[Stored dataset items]
============================================================

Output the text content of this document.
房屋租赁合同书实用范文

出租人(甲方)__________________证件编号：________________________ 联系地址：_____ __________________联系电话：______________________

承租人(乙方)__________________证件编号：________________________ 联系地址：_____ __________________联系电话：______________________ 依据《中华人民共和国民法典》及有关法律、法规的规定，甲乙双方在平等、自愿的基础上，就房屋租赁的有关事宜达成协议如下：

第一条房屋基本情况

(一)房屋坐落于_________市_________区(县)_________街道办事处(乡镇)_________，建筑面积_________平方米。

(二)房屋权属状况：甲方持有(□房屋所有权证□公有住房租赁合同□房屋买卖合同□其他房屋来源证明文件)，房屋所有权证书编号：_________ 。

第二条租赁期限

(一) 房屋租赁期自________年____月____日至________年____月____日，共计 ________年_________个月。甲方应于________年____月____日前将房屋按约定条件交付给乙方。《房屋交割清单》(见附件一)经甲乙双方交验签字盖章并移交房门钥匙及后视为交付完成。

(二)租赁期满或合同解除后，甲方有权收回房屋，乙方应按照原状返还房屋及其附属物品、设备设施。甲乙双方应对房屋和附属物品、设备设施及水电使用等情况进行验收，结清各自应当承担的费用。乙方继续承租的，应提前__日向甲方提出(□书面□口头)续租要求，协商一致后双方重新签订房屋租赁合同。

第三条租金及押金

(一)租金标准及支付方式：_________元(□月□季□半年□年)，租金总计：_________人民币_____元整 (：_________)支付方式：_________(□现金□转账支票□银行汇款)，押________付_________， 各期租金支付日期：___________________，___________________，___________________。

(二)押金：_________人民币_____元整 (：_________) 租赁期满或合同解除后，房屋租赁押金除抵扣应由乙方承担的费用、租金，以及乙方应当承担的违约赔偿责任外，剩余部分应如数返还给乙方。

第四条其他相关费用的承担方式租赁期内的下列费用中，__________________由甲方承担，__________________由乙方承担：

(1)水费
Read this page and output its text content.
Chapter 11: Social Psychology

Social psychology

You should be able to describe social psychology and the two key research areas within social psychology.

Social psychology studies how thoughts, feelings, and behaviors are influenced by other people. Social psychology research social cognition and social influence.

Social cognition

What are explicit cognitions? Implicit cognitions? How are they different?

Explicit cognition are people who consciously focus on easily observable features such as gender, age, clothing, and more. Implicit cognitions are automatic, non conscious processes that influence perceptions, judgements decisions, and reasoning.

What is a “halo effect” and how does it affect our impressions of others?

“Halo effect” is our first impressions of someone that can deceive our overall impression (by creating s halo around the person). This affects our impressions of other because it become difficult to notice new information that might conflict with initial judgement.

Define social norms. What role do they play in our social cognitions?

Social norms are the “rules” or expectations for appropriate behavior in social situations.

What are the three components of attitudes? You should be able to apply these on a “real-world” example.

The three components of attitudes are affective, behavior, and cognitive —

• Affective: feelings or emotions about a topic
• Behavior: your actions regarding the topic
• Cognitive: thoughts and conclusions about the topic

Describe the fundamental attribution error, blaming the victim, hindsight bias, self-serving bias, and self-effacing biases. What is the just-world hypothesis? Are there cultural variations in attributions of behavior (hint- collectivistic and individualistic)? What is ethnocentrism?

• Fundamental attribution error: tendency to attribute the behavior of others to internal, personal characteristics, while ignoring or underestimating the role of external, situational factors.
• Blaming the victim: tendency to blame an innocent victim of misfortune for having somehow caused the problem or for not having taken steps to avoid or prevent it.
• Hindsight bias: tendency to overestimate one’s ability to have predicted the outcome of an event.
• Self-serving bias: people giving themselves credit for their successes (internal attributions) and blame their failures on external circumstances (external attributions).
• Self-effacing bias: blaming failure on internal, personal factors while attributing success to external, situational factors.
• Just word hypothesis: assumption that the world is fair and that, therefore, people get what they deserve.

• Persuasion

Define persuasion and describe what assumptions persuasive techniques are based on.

============================================================

Objective » Sift through the entries and copy every line with "impressions".

Task answer »
What is a “halo effect” and how does it affect our impressions of others?
“Halo effect” is our first impressions of someone that can deceive our overall impression (by creating s halo around the person). This affects our impressions of other because it become difficult to notice new information that might conflict with initial judgement.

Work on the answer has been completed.